▸ DESCRIPTION OF THE TASK
Quote the records in full and leave their pictures out.

+++

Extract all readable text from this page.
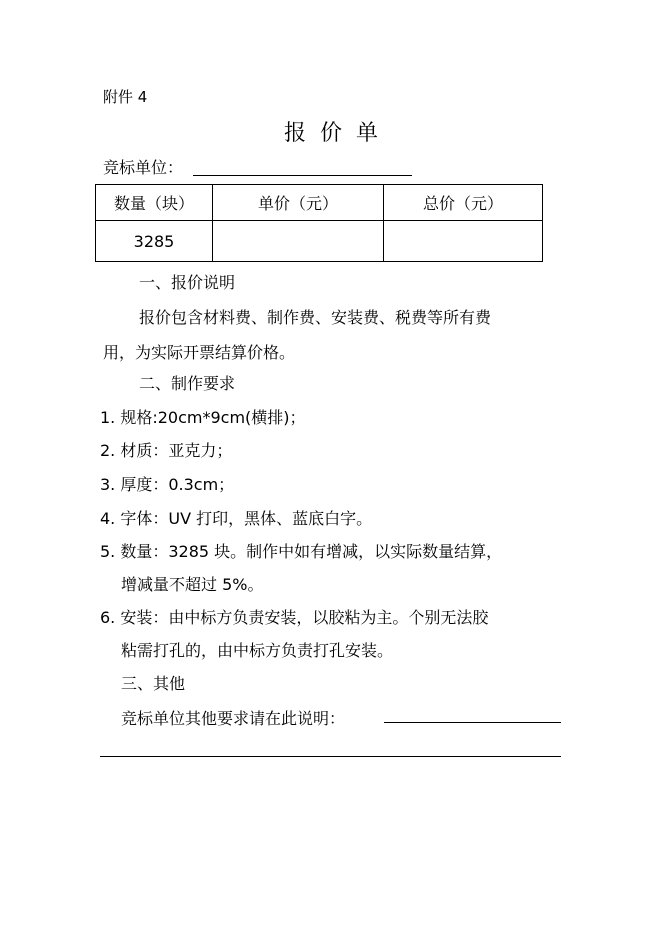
附件 4
报价单
竞标单位：
数量（块）	单价（元）	总价（元）
3285		
一、报价说明
报价包含材料费、制作费、安装费、税费等所有费
用，为实际开票结算价格。
二、制作要求
1. 规格:20cm*9cm(横排)；
2. 材质：亚克力；
3. 厚度：0.3cm；
4. 字体：UV 打印，黑体、蓝底白字。
5. 数量：3285 块。制作中如有增减，以实际数量结算，
增减量不超过 5%。
6. 安装：由中标方负责安装，以胶粘为主。个别无法胶
粘需打孔的，由中标方负责打孔安装。
三、其他
竞标单位其他要求请在此说明：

+++

▸ REPLY
Extract all readable text from this page.
附件 4
报价单
竞标单位：
数量（块）	单价（元）	总价（元）
3285		
一、报价说明
报价包含材料费、制作费、安装费、税费等所有费
用，为实际开票结算价格。
二、制作要求
1. 规格:20cm*9cm(横排)；
2. 材质：亚克力；
3. 厚度：0.3cm；
4. 字体：UV 打印，黑体、蓝底白字。
5. 数量：3285 块。制作中如有增减，以实际数量结算，
增减量不超过 5%。
6. 安装：由中标方负责安装，以胶粘为主。个别无法胶
粘需打孔的，由中标方负责打孔安装。
三、其他
竞标单位其他要求请在此说明：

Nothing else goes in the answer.